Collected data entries
━━━━━━━━

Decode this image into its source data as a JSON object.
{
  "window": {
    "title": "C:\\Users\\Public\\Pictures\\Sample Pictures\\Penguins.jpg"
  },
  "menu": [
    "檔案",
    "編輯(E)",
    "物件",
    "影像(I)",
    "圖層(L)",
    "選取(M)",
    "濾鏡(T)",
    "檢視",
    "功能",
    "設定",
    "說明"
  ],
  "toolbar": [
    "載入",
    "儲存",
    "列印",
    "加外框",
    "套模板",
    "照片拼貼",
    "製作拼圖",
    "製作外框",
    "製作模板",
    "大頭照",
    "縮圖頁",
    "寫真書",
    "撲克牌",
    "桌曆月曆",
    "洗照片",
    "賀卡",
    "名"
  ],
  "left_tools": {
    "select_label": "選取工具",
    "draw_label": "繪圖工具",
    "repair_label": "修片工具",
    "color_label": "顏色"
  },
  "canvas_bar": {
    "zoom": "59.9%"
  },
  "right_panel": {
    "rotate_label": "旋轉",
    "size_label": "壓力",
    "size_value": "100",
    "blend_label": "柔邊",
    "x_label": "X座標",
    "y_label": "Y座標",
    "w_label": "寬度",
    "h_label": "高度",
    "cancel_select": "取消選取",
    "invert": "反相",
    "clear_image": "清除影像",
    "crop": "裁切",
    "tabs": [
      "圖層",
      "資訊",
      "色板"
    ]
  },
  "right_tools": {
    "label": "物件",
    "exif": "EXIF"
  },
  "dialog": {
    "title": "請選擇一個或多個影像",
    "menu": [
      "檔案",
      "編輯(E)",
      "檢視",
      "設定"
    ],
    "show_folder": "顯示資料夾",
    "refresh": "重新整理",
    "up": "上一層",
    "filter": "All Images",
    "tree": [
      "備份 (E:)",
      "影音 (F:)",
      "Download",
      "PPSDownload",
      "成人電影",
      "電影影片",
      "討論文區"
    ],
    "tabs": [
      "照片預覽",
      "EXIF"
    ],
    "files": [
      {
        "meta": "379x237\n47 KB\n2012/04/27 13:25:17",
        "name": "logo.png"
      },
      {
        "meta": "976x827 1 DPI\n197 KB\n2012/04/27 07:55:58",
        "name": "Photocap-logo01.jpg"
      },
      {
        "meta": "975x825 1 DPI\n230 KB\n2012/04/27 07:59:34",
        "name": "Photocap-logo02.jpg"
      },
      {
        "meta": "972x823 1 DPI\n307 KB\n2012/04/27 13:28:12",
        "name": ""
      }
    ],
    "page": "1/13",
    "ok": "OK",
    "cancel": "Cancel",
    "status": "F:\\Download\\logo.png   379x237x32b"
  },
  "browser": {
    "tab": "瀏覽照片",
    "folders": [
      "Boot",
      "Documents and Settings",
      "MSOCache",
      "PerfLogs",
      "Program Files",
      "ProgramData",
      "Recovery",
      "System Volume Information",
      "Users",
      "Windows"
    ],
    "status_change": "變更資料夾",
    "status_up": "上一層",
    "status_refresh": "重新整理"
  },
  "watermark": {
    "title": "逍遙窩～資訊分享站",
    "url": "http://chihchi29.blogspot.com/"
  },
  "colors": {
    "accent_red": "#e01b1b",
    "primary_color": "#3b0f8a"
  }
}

━━━━━━━━

**THE PROBLEM:**
Extract every line above exactly as it stands.

**EXERCISE RESPONSE:**
Decode this image into its source data as a JSON object.
{
  "window": {
    "title": "C:\\Users\\Public\\Pictures\\Sample Pictures\\Penguins.jpg"
  },
  "menu": [
    "檔案",
    "編輯(E)",
    "物件",
    "影像(I)",
    "圖層(L)",
    "選取(M)",
    "濾鏡(T)",
    "檢視",
    "功能",
    "設定",
    "說明"
  ],
  "toolbar": [
    "載入",
    "儲存",
    "列印",
    "加外框",
    "套模板",
    "照片拼貼",
    "製作拼圖",
    "製作外框",
    "製作模板",
    "大頭照",
    "縮圖頁",
    "寫真書",
    "撲克牌",
    "桌曆月曆",
    "洗照片",
    "賀卡",
    "名"
  ],
  "left_tools": {
    "select_label": "選取工具",
    "draw_label": "繪圖工具",
    "repair_label": "修片工具",
    "color_label": "顏色"
  },
  "canvas_bar": {
    "zoom": "59.9%"
  },
  "right_panel": {
    "rotate_label": "旋轉",
    "size_label": "壓力",
    "size_value": "100",
    "blend_label": "柔邊",
    "x_label": "X座標",
    "y_label": "Y座標",
    "w_label": "寬度",
    "h_label": "高度",
    "cancel_select": "取消選取",
    "invert": "反相",
    "clear_image": "清除影像",
    "crop": "裁切",
    "tabs": [
      "圖層",
      "資訊",
      "色板"
    ]
  },
  "right_tools": {
    "label": "物件",
    "exif": "EXIF"
  },
  "dialog": {
    "title": "請選擇一個或多個影像",
    "menu": [
      "檔案",
      "編輯(E)",
      "檢視",
      "設定"
    ],
    "show_folder": "顯示資料夾",
    "refresh": "重新整理",
    "up": "上一層",
    "filter": "All Images",
    "tree": [
      "備份 (E:)",
      "影音 (F:)",
      "Download",
      "PPSDownload",
      "成人電影",
      "電影影片",
      "討論文區"
    ],
    "tabs": [
      "照片預覽",
      "EXIF"
    ],
    "files": [
      {
        "meta": "379x237\n47 KB\n2012/04/27 13:25:17",
        "name": "logo.png"
      },
      {
        "meta": "976x827 1 DPI\n197 KB\n2012/04/27 07:55:58",
        "name": "Photocap-logo01.jpg"
      },
      {
        "meta": "975x825 1 DPI\n230 KB\n2012/04/27 07:59:34",
        "name": "Photocap-logo02.jpg"
      },
      {
        "meta": "972x823 1 DPI\n307 KB\n2012/04/27 13:28:12",
        "name": ""
      }
    ],
    "page": "1/13",
    "ok": "OK",
    "cancel": "Cancel",
    "status": "F:\\Download\\logo.png   379x237x32b"
  },
  "browser": {
    "tab": "瀏覽照片",
    "folders": [
      "Boot",
      "Documents and Settings",
      "MSOCache",
      "PerfLogs",
      "Program Files",
      "ProgramData",
      "Recovery",
      "System Volume Information",
      "Users",
      "Windows"
    ],
    "status_change": "變更資料夾",
    "status_up": "上一層",
    "status_refresh": "重新整理"
  },
  "watermark": {
    "title": "逍遙窩～資訊分享站",
    "url": "http://chihchi29.blogspot.com/"
  },
  "colors": {
    "accent_red": "#e01b1b",
    "primary_color": "#3b0f8a"
  }
}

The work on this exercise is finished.